======== Reading text ========
The code just iterates over each file, splits each file into words and aggregates the word counts using a Hash object. It then sorts the Hash in two different ways and writes each to a separate file. I think Ruby makes this code very easy to read and Ruby’s core library support makes this task pretty simple to accomplish.

Next, here is the wordcounts.scala version. Again it assumes the newsgroup articles are already downloaded and can be run by executing scala wordcounts.scala.

//Change rootDir to the location of your newsgroup files
import java.io._
val rootDir = new File("/home/zcox/dev/20_newsgroups")
if (!rootDir.exists) throw new IllegalArgumentException(rootDir + " does not exist")

/** Iterates over all files under rootDir, opens each one and passes it to the function */
def files(rootDir: File)(process: File => Unit) {
  for (dir <- rootDir.listFiles; if dir.isDirectory) {
    println("Processing" + dir)
    for (file <- dir.listFiles; if file.isFile) {
      process(file)
    }
  }
}

val t1 = System.currentTimeMillis
var counts = Map.empty[String, Int].withDefaultValue(0)
files(rootDir) { file =>
  file.split("""\W+""").foreach { word => counts = counts(word.toLowerCase) += 1 }
}

println("Writing counts in decreasing order")
write(counts, "counts-descreasing-scala") {_._2 > _._2}

println("Writing counts in alphabetical order")
write(counts, "counts-alphabetical-scala") {_._1 < _._1}

val t2 = System.currentTimeMillis
println("Finished in " + ((t2 - t1)/1000.0) + " seconds");

/** Writes the specified map to the specified file in tab-delimited format, sorted accordingly. */
def write[K, V](map: Map[K, V], file: String)(sort: (Tuple2[K, V], Tuple2[K, V]) => Boolean) {
  using (new PrintWriter(new FileWriter(file))) { out =>
    map.toList.sort(sort).foreach { pair => out.println(pair._1 + "\t" + pair._2) }
  }
}

/** Converts a File to a String. */
implicit def file2String(file: File): String = {
  val builder = new StringBuilder
  using (new BufferedReader(new FileReader(file))) { reader =>
    var line = reader.readLine
    while (line != null) {
      builder.append(line).append('\n')
======== Information shown ========
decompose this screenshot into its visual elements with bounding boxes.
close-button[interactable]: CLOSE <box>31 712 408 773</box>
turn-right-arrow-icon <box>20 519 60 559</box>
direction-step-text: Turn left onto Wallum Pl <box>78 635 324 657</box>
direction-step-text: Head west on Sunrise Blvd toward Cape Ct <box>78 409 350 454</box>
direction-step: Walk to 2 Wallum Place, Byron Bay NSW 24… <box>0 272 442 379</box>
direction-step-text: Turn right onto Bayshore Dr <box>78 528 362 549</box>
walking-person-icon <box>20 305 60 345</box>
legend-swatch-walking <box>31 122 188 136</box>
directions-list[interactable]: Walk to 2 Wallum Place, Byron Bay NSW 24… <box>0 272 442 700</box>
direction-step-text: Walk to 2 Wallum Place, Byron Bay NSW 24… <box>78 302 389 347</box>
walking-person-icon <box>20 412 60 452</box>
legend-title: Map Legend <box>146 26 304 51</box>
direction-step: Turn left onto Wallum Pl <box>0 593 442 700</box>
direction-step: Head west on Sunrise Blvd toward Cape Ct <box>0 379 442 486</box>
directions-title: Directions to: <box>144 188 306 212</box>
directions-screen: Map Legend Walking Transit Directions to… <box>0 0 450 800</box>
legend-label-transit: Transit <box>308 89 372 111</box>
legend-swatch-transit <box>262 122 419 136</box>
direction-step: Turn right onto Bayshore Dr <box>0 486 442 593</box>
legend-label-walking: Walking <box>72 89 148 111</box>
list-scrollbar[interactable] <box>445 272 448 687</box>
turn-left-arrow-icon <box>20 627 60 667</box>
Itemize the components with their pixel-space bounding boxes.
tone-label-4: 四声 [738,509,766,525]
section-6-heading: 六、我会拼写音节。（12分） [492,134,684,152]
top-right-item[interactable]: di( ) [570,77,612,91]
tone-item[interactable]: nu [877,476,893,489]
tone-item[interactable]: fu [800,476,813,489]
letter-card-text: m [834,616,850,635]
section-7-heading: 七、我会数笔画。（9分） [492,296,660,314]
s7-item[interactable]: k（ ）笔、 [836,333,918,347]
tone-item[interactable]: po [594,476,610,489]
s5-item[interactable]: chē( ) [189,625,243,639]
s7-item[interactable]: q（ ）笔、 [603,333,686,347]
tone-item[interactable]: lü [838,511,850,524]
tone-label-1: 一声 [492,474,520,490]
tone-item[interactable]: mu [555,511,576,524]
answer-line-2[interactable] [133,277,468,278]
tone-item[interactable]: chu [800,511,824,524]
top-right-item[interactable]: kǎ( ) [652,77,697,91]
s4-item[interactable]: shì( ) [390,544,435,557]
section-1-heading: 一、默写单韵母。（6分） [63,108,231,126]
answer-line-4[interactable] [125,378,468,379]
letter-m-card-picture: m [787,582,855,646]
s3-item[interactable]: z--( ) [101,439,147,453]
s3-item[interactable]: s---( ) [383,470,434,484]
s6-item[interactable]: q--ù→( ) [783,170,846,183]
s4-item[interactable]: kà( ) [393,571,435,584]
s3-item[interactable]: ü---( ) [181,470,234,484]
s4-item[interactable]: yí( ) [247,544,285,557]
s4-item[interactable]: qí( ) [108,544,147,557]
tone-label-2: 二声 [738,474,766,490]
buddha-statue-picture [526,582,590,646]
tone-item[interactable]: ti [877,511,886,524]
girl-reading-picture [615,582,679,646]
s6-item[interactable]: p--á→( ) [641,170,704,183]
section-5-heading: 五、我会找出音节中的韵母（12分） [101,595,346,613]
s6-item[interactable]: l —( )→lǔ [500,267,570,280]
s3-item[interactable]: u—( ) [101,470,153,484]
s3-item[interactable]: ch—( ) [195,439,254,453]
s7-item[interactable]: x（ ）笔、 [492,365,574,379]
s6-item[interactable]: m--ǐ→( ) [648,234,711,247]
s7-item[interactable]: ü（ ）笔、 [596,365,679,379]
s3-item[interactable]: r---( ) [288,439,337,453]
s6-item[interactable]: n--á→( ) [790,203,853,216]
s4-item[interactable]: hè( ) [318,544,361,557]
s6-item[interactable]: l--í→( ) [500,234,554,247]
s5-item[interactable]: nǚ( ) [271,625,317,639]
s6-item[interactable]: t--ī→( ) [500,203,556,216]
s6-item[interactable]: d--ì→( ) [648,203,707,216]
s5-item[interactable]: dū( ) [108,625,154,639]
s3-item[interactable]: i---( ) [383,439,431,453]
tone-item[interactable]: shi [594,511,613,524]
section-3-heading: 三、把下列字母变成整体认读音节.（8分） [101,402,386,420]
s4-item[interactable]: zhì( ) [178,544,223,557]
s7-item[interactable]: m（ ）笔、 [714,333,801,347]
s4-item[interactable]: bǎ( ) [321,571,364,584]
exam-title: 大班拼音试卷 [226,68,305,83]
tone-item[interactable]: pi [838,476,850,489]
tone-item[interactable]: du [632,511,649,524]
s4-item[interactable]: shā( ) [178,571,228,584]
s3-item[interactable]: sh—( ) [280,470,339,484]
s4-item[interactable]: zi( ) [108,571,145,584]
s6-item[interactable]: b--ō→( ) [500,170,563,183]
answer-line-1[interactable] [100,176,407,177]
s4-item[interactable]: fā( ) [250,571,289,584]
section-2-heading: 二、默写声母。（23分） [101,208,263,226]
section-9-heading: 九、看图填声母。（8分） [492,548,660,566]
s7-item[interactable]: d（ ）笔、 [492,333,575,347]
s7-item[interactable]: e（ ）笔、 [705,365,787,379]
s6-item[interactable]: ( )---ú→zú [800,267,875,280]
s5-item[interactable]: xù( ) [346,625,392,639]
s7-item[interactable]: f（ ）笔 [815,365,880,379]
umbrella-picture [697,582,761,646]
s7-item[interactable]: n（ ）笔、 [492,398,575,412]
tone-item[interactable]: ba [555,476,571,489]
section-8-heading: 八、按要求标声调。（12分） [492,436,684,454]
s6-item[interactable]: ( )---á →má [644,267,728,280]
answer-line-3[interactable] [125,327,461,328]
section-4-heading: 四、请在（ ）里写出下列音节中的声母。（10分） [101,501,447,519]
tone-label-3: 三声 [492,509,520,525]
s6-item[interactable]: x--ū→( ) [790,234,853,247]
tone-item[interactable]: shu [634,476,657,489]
========
:: Exercise tasks ::
1: Decide whether each statement agrees with the word-count text. Answer yes or no for each one, and quote the words from the text that decide it.
(a) The Ruby code aggregates the word counts with a Hash object.
(b) The Scala version downloads the newsgroup articles itself before counting.
(c) If rootDir is missing, the Scala script throws an IllegalArgumentException.
2: Please extend the word-count text from its last line, carrying on the Scala code it ends in.

:: Written responses ::
1:
(a) Yes: "aggregates the word counts using a Hash object"
(b) No: "Again it assumes the newsgroup articles are already downloaded"
(c) Yes: "if (!rootDir.exists) throw new IllegalArgumentException(rootDir + " does not exist")"

2:
      line = reader.readLine
    }
  }
  builder.toString
}

/** Performs some operation on the specified closeable object and then ensures it gets closed. */
def using[Closeable <: {def close(): Unit}, B](closeable: Closeable)(getB: Closeable => B): B =
  try {
    getB(closeable)
  } finally {
    closeable.close()
  }

Notice that Scala code is statically typed and compiled software that can be run as a simple script - Scala really does scale from small one-off scripts to large enterprise systems. It mirrors the Ruby script fairly closely, with the addition of some helper functions at the end to make up for some features that the core Scala library doesn’t provide. Overall I think it’s just as readable as the Ruby code, but comes with static type-checking and it runs on the JVM.

I have included some timing info as well. On my 2GHz Core2 Duo with 3GB RAM, the Ruby script averages about 60 seconds while the Scala script averages about 30 seconds. The Scala version uses immutable Map objects to store the word counts; thus a new Map object is created for each word. I switched it to a mutable Map (which required only minor code changes) and it dropped to about 15 seconds. Hardly scientific, I’m sure a lot of optimizations could be done on both scripts, but this shows the performance gains provided that can be achieved on the JVM using Scala.

If anyone can spot any improvements to make to these scripts, please share them with comments!